### WHAT TO DO
Identify, in the records below, every line where the string "goods" appears, and copy each such line.

#### SUPPLIED RECORDS

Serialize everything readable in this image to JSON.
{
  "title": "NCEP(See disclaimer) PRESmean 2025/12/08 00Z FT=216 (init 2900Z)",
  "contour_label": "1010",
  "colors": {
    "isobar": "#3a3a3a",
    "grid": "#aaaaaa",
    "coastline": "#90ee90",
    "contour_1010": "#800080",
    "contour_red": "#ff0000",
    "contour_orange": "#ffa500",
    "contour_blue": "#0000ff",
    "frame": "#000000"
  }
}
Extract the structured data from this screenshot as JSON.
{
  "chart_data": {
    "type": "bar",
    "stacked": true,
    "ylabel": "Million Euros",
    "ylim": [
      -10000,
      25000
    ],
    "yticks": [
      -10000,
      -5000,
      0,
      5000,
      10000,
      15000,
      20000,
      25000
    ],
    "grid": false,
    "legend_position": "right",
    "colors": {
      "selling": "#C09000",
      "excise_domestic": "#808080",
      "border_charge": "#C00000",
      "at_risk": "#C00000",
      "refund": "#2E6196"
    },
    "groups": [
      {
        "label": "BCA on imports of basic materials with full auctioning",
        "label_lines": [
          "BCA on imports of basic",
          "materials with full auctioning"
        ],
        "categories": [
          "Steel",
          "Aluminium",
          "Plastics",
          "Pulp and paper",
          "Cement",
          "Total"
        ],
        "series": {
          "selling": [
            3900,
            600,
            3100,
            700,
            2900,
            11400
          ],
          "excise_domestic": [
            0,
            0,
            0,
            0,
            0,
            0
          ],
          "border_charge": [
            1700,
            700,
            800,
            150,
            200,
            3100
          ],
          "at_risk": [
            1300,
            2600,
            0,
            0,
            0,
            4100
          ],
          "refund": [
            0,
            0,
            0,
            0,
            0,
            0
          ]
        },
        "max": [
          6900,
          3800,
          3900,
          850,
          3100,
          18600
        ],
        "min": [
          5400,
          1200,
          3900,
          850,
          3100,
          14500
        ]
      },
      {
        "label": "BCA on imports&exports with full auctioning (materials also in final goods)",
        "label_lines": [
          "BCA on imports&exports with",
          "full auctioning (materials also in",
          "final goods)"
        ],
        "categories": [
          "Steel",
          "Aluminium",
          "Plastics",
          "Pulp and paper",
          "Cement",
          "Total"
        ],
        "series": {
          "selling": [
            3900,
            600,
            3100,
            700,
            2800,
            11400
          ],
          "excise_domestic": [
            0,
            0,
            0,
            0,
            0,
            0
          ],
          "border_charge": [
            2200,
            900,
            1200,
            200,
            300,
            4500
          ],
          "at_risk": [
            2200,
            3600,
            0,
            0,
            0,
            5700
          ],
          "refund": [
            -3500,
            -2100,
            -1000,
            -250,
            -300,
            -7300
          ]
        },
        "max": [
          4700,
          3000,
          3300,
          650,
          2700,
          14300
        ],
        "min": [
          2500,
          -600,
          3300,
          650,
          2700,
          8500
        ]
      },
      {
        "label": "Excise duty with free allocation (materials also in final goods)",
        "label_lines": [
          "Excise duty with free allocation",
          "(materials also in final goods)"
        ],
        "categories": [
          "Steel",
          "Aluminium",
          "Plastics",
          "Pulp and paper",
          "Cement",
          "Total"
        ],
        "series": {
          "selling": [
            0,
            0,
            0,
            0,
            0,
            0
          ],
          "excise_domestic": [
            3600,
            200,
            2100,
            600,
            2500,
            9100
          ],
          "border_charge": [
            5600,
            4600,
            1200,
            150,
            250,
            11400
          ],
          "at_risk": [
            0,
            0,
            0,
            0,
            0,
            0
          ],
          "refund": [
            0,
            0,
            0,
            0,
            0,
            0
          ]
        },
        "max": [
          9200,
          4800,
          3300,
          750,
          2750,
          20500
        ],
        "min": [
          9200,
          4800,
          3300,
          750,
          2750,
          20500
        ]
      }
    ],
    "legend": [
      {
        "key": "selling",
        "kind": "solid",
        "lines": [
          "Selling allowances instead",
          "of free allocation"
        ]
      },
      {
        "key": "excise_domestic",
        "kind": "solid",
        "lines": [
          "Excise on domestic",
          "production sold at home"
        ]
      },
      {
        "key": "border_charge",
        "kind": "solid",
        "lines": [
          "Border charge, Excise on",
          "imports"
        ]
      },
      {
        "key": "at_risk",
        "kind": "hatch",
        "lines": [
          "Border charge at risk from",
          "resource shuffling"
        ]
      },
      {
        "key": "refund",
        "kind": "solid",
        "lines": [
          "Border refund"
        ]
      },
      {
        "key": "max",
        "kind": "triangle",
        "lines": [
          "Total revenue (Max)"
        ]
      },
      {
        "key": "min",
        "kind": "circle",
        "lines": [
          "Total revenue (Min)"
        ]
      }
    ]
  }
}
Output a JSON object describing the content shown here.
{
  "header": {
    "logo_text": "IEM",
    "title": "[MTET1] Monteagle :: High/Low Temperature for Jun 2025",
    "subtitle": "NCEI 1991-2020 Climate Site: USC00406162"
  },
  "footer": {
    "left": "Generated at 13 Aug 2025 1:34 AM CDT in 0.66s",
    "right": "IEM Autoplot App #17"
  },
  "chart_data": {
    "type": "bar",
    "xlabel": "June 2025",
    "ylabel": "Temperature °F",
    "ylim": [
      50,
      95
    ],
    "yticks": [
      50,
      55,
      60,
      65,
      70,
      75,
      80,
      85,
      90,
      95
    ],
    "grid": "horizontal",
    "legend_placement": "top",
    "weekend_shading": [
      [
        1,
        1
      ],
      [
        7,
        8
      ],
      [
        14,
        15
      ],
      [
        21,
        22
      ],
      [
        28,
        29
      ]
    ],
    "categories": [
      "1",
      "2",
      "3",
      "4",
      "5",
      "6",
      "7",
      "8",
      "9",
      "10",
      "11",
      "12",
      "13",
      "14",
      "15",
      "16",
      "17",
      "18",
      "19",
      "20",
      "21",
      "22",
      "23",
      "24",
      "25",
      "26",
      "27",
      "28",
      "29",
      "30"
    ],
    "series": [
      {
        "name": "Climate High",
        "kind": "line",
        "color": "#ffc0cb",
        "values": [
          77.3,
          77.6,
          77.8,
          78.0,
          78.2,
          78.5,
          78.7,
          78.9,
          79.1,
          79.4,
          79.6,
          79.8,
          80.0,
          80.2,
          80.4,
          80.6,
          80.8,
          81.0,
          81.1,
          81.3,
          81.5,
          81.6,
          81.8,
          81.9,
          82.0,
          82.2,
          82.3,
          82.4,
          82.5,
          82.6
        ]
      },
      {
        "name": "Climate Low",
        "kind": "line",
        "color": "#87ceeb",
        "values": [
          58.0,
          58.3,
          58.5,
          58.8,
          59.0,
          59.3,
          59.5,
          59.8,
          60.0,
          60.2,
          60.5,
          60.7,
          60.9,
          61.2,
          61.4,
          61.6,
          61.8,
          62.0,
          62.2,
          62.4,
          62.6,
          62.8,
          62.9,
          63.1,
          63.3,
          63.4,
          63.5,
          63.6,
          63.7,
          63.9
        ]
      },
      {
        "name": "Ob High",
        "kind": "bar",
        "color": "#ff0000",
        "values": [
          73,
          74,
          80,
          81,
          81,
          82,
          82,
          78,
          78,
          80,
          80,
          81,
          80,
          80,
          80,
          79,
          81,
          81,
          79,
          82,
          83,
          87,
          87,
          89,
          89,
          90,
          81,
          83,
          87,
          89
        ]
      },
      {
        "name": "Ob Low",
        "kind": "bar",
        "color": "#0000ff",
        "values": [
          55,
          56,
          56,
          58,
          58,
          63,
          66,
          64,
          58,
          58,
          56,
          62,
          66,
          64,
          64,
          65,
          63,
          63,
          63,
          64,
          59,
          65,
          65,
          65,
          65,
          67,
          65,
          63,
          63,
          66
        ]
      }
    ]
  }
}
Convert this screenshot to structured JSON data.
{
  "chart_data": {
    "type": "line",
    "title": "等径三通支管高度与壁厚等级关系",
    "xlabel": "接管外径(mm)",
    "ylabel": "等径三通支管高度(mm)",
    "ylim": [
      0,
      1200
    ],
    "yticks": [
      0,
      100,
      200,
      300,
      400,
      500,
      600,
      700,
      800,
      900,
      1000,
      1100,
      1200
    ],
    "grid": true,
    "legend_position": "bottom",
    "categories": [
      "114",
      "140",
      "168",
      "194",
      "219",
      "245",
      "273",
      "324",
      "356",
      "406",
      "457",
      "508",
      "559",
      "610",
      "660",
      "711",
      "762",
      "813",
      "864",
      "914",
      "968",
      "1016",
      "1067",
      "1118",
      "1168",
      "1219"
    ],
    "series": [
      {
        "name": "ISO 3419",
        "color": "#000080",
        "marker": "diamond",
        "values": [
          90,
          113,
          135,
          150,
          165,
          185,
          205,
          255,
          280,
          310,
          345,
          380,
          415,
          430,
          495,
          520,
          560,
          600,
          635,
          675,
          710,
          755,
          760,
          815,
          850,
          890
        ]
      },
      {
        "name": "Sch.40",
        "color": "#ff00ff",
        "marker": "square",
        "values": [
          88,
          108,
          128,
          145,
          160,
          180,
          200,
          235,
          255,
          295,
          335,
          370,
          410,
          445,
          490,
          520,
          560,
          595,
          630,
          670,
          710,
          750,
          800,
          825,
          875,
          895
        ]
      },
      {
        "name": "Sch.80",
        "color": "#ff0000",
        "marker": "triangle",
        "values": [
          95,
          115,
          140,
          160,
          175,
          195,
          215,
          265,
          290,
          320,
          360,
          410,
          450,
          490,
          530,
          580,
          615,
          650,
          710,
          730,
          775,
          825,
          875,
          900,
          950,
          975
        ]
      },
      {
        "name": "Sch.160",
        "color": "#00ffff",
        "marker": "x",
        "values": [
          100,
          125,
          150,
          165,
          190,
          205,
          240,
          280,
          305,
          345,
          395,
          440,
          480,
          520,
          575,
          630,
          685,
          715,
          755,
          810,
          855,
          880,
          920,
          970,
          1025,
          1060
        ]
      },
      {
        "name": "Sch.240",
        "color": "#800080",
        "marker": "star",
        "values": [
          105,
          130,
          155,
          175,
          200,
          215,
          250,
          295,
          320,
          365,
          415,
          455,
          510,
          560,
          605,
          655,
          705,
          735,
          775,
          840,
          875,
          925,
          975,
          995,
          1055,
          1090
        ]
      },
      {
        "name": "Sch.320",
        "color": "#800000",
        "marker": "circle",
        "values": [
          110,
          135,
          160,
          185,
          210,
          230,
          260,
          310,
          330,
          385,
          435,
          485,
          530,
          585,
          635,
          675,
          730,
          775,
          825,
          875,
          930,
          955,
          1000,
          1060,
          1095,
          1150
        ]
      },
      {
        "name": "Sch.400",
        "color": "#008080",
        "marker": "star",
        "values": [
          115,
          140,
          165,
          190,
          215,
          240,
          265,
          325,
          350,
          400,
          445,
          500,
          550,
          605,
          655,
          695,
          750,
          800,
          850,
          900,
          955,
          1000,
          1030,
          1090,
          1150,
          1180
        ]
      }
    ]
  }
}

########

### RESPONSE
        "label": "BCA on imports&exports with full auctioning (materials also in final goods)",
          "final goods)"
        "label": "Excise duty with free allocation (materials also in final goods)",
          "(materials also in final goods)"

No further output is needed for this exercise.